* _Exercise instructions_
Search term "subtitle": copy each line of the records that contains it.
==== Exercise data ====
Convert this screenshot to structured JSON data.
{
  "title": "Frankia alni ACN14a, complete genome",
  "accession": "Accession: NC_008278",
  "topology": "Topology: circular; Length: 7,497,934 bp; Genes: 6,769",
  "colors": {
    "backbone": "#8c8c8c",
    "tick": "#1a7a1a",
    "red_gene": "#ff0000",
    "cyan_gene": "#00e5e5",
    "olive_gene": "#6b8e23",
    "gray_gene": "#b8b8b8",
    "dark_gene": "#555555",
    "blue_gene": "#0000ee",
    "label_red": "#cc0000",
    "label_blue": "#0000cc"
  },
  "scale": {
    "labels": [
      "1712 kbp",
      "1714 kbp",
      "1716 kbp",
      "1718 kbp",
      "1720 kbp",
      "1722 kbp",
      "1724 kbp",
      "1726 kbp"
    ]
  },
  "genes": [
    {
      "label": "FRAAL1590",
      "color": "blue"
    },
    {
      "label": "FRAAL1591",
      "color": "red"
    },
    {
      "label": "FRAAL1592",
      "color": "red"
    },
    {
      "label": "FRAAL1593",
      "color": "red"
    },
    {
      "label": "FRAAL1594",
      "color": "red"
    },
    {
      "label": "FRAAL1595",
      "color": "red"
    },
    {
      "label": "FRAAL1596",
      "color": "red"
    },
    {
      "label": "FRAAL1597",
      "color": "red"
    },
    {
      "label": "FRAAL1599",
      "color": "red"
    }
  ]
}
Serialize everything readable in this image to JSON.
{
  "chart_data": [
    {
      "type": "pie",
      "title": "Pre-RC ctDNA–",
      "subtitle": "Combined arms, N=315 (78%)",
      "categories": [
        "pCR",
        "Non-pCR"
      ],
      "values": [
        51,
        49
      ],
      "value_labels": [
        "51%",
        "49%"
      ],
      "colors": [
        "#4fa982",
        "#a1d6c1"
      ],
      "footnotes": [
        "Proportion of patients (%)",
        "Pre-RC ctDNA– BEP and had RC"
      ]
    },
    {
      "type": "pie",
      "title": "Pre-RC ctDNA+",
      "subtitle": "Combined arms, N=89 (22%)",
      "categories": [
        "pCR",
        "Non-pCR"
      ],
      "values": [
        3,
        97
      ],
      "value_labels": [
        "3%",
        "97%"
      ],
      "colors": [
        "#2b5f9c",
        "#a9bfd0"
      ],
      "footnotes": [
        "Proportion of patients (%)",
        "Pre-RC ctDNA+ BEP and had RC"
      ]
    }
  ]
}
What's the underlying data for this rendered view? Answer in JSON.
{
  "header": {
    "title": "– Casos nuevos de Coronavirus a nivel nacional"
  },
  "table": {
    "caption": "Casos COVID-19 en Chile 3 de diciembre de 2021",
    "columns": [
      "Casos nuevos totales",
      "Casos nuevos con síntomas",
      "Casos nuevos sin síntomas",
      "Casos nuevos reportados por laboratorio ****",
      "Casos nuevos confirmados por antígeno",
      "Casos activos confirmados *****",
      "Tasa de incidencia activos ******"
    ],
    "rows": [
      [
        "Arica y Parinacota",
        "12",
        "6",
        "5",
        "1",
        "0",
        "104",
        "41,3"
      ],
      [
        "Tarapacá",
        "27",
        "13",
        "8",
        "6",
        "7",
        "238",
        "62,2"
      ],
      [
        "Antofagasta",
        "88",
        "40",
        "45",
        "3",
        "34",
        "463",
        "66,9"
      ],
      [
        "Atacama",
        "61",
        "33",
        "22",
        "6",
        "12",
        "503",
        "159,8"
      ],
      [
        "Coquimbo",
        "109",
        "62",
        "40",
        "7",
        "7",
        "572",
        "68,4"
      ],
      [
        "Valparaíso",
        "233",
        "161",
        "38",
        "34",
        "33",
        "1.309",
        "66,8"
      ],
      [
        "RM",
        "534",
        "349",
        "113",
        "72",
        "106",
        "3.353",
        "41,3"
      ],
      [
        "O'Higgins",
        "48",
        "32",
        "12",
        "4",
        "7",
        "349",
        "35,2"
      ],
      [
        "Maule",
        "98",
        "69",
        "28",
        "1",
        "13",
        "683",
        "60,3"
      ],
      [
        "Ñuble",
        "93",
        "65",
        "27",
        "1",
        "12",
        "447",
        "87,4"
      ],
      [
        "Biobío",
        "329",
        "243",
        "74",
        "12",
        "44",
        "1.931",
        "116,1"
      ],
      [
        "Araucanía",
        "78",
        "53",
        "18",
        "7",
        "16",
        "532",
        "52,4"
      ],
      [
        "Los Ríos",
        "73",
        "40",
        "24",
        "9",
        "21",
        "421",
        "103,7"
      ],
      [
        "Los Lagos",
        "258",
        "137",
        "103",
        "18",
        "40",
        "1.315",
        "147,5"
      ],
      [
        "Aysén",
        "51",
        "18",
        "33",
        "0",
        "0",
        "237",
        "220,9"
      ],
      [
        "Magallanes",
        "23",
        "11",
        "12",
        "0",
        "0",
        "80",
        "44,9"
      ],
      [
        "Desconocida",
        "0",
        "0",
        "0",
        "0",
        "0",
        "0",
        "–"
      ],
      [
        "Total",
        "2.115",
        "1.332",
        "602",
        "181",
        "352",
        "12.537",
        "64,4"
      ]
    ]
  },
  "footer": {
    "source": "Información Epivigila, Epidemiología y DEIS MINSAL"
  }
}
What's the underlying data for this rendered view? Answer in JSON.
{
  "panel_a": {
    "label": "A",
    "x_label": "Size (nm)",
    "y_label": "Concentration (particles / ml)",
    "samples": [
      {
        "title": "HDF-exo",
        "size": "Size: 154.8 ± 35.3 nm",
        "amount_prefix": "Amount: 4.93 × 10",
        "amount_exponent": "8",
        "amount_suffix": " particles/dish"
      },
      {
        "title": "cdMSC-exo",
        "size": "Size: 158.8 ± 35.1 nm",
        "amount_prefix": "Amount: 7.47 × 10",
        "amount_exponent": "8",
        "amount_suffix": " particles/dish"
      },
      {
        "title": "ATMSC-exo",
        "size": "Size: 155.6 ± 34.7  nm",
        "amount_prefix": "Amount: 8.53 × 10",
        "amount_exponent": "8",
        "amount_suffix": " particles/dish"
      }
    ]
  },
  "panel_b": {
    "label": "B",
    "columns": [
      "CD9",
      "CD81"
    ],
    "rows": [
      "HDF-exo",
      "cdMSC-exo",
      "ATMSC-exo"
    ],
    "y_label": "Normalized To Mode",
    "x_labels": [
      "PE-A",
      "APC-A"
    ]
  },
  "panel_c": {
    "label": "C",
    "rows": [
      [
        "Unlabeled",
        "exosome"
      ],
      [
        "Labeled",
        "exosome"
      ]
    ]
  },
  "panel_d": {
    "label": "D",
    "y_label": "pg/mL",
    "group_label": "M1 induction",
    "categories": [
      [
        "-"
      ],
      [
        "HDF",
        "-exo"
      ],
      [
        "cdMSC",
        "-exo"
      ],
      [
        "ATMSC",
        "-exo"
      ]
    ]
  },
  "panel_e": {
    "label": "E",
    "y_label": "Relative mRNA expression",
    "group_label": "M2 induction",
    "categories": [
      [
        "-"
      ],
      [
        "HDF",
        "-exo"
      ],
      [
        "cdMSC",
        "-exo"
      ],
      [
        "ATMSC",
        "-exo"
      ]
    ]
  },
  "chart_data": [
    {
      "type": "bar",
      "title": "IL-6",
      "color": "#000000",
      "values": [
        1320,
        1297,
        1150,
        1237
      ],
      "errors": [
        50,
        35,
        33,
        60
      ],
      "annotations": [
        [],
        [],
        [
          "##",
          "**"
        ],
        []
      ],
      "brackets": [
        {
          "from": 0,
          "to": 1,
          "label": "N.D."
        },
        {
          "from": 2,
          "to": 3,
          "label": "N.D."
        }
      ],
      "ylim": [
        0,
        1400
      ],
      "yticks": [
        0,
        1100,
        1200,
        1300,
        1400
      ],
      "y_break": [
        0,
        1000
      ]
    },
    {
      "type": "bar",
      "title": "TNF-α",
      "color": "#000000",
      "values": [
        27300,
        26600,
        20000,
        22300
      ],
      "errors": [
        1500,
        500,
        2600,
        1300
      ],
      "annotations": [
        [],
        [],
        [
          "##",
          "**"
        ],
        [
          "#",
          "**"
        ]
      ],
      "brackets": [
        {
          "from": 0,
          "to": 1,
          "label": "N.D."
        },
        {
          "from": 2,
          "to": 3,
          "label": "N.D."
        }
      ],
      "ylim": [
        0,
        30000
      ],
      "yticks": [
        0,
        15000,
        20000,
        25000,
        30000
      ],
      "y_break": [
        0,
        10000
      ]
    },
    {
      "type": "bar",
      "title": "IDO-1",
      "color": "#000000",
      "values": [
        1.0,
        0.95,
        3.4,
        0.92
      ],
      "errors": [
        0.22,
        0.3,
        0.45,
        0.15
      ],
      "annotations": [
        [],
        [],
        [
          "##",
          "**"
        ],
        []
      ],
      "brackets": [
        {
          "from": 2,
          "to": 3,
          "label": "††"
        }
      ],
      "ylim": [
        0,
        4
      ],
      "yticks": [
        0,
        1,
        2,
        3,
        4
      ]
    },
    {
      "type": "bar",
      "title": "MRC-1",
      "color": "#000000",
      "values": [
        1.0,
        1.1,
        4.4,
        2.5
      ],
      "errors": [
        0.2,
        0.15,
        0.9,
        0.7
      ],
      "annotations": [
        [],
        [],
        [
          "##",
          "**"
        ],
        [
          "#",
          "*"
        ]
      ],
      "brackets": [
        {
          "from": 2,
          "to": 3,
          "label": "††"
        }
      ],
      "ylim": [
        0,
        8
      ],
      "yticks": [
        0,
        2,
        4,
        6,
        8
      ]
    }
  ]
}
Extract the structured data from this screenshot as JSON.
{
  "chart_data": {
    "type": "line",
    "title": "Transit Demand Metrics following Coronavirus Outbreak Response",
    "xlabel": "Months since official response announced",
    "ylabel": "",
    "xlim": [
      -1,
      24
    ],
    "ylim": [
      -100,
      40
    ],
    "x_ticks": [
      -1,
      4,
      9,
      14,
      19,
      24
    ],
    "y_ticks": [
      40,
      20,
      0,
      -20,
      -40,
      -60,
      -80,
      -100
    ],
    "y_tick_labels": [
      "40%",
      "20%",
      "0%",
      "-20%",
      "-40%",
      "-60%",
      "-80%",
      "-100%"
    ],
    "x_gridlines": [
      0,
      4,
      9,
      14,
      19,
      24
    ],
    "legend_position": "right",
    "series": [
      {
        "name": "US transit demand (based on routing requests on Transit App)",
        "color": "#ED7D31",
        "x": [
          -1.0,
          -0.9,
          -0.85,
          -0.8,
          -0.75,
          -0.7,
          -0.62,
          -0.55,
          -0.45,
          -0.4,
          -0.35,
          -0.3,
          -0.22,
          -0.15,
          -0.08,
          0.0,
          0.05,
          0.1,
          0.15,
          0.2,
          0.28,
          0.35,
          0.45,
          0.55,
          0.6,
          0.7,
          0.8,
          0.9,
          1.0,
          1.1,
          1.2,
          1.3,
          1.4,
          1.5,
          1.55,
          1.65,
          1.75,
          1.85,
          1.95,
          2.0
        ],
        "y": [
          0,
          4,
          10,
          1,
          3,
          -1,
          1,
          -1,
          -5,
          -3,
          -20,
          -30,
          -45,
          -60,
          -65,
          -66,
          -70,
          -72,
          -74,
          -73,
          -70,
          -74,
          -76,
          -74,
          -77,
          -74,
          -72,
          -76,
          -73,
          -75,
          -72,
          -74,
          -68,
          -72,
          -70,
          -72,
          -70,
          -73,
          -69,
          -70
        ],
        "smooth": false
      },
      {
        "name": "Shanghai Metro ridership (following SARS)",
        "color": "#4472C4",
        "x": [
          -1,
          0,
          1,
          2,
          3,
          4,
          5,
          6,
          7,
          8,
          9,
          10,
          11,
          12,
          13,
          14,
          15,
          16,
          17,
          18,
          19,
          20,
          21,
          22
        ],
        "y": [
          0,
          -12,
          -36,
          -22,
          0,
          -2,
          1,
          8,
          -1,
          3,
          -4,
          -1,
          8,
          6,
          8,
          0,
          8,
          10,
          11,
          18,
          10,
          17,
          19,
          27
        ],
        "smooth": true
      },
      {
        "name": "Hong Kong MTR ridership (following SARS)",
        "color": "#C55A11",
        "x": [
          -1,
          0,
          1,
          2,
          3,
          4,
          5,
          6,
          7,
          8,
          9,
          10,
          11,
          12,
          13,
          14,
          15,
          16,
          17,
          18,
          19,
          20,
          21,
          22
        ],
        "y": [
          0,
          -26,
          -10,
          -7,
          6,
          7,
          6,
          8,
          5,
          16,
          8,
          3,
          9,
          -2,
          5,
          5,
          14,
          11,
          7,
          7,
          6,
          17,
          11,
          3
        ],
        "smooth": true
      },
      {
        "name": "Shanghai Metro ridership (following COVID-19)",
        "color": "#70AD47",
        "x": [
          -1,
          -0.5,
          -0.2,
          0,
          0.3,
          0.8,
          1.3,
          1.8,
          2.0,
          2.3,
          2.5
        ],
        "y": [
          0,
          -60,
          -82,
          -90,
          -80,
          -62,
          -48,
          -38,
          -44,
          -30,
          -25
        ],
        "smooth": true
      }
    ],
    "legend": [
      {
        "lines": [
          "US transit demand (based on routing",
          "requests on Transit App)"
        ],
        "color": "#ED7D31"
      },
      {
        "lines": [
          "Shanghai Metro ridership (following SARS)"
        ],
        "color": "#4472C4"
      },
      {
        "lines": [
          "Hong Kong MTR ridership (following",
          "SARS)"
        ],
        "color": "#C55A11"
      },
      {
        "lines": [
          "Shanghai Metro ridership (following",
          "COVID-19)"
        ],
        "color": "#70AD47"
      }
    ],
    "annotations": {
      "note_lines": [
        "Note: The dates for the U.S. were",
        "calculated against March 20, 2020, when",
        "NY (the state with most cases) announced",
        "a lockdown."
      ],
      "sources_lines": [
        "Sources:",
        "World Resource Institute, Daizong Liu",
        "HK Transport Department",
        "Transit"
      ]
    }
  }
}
====
* _Response_
      "subtitle": "Combined arms, N=315 (78%)",
      "subtitle": "Combined arms, N=89 (22%)",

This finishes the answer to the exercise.